[Selected extract]
The previous Transformers films raked in more than a collective $2.6 billion dollars from the worldwide box office. The last film, Dark of the Moon, hauled in an impressive $1.1 billion dollars entirely on its own. Although American audiences have begun to shy away from the stagnating parade of robot fuelled explosions, international moviegoers seem more than happy to lap up every inch of scrap metal left by the deteriorating franchise.
But regardless of what you may think of Transformers: Age of Extinction, there’s no mistaking that it’s more of the same.
Set after the near destruction of the city of Chicago, Age of Extinction finds the Transformers being hunted down by the C.I.A. The once heroic Autobots are relegated to nothing more than wild game as they are procedurally exterminated in an effort to rid all alien presence from the planet.
But when failed inventor Cade Yeager (Mark Wahlberg) unwittingly stumbles on a damaged Optimus Prime (Peter Cullen), Cade and his daughter Tessa (Nicola Peltz) become targets of both the C.I.A and a mysterious interstellar bounty hunter named Lockdown (Mark Ryan).
It’s a story designed to clean the slate of the fast crumbling franchise by introducing new characters, new combatants and new villains. But because the story is so unnecessarily superfluous, so lopsidedly put together, so obviously made by committee, anything left is the farthest thing from ‘a clean slate.’
Instead, Age of Extinction is a horrific reminder of the soullessness of the gargantuan Hollywood summer blockbuster, designed to sell tickets and peddle products with absolutely no regard to do more than its predecessors.
While other big name franchises are struggling to deliver something fresh to its audience, it’s absolutely appalling to see a name as recognizable as the Transformers to be doing the exact opposite.
Alpha male filmmaking
The Transformers films have become the calling card of franchise director Michael Bay, the unrivaled king of explosions, alpha male filmmaking and attention-deficient storytelling.
Although the film does attempt at injecting heart into its human characters, they are undoubtedly as expendable to the film as they’ve ever been. This shouldn’t come as surprise when the spotlight falls on thirty foot tall robots designed to do little more than lay waste to entire blocks of urban infrastructure.

A portion of a data file:
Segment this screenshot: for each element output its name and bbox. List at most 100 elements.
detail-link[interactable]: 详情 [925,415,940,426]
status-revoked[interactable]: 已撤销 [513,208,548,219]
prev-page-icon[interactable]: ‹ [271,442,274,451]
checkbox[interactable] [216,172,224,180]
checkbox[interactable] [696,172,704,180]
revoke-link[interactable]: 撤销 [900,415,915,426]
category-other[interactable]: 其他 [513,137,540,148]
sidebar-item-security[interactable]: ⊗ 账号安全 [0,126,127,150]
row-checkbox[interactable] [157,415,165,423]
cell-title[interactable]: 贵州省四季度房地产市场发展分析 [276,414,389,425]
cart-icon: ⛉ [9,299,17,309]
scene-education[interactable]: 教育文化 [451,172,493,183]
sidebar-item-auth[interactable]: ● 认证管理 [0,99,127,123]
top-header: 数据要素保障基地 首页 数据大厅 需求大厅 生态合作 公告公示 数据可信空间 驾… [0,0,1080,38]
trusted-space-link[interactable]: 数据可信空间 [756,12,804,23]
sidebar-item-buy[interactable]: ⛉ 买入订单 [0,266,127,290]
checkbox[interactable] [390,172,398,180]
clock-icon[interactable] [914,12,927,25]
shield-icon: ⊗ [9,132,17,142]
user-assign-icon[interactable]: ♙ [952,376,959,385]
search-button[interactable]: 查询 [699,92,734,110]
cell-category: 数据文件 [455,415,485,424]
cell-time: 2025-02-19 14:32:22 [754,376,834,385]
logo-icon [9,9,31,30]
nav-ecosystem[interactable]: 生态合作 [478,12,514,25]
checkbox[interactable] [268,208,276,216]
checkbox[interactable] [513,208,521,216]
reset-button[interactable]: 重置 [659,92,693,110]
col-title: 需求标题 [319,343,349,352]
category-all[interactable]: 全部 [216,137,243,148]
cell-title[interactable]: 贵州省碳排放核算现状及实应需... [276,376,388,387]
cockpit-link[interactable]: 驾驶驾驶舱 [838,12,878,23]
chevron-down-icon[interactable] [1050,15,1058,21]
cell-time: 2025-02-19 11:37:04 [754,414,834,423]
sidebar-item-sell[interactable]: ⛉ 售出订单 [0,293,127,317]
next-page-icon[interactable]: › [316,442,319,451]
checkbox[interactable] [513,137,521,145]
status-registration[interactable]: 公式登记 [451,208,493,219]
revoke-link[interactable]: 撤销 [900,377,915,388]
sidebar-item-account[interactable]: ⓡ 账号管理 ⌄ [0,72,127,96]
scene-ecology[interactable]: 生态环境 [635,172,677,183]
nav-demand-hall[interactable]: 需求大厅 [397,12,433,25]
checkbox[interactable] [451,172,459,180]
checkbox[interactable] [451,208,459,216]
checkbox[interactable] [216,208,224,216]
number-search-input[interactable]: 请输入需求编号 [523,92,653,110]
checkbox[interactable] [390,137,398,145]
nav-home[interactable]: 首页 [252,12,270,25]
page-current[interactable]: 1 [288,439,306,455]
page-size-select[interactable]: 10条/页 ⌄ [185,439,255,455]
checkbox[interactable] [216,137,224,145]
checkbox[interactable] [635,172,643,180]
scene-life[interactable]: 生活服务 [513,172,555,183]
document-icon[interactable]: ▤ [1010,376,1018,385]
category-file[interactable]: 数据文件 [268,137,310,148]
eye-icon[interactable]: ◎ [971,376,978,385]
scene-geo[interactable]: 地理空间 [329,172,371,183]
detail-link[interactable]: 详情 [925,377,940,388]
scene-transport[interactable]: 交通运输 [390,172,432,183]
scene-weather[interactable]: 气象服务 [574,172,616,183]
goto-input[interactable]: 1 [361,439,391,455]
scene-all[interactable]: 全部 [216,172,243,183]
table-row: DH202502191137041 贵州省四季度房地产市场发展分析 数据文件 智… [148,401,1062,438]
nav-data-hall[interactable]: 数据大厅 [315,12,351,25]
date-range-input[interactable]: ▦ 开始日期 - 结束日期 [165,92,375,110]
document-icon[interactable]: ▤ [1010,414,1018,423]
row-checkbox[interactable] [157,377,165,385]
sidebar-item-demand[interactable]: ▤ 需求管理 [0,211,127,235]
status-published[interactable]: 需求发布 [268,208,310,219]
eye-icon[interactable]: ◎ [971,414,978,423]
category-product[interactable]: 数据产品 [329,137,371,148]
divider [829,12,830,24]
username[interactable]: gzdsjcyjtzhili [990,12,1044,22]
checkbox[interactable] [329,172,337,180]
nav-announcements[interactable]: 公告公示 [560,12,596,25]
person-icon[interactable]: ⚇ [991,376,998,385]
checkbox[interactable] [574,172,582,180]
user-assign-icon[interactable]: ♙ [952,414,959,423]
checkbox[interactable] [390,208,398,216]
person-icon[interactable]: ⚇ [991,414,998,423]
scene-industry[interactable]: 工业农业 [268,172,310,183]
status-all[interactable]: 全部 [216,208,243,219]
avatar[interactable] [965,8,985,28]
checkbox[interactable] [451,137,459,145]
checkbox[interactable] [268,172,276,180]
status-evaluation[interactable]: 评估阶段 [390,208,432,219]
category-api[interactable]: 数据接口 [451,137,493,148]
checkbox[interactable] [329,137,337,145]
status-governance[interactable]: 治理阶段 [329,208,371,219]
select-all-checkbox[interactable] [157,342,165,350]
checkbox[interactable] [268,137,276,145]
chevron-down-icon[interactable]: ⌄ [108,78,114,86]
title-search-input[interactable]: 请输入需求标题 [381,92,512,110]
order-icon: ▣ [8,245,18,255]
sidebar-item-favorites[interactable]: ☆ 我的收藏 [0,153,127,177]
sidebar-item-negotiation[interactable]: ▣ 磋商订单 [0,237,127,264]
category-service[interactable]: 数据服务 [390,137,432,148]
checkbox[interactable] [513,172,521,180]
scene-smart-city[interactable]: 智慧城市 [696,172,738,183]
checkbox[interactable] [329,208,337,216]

[Exercise task 1] In the review of Transformers: Age of Extinction, who plays Cade Yeager?
[Exercise task 2] Update the rows from their first line through the line containing "chevron-down-icon[interactable] [1050,15,1058,21]", changing "cell-title" to "cell-heading" and keeping everything else the same. Return only those lines.
The rows are unrelated to the review.

[Output 1] Mark Wahlberg plays Cade Yeager.

[Output 2]
Segment this screenshot: for each element output its name and bbox. List at most 100 elements.
detail-link[interactable]: 详情 [925,415,940,426]
status-revoked[interactable]: 已撤销 [513,208,548,219]
prev-page-icon[interactable]: ‹ [271,442,274,451]
checkbox[interactable] [216,172,224,180]
checkbox[interactable] [696,172,704,180]
revoke-link[interactable]: 撤销 [900,415,915,426]
category-other[interactable]: 其他 [513,137,540,148]
sidebar-item-security[interactable]: ⊗ 账号安全 [0,126,127,150]
row-checkbox[interactable] [157,415,165,423]
cell-heading[interactable]: 贵州省四季度房地产市场发展分析 [276,414,389,425]
cart-icon: ⛉ [9,299,17,309]
scene-education[interactable]: 教育文化 [451,172,493,183]
sidebar-item-auth[interactable]: ● 认证管理 [0,99,127,123]
top-header: 数据要素保障基地 首页 数据大厅 需求大厅 生态合作 公告公示 数据可信空间 驾… [0,0,1080,38]
trusted-space-link[interactable]: 数据可信空间 [756,12,804,23]
sidebar-item-buy[interactable]: ⛉ 买入订单 [0,266,127,290]
checkbox[interactable] [390,172,398,180]
clock-icon[interactable] [914,12,927,25]
shield-icon: ⊗ [9,132,17,142]
user-assign-icon[interactable]: ♙ [952,376,959,385]
search-button[interactable]: 查询 [699,92,734,110]
cell-category: 数据文件 [455,415,485,424]
cell-time: 2025-02-19 14:32:22 [754,376,834,385]
logo-icon [9,9,31,30]
nav-ecosystem[interactable]: 生态合作 [478,12,514,25]
checkbox[interactable] [268,208,276,216]
checkbox[interactable] [513,208,521,216]
reset-button[interactable]: 重置 [659,92,693,110]
col-title: 需求标题 [319,343,349,352]
category-all[interactable]: 全部 [216,137,243,148]
cell-heading[interactable]: 贵州省碳排放核算现状及实应需... [276,376,388,387]
cockpit-link[interactable]: 驾驶驾驶舱 [838,12,878,23]
chevron-down-icon[interactable] [1050,15,1058,21]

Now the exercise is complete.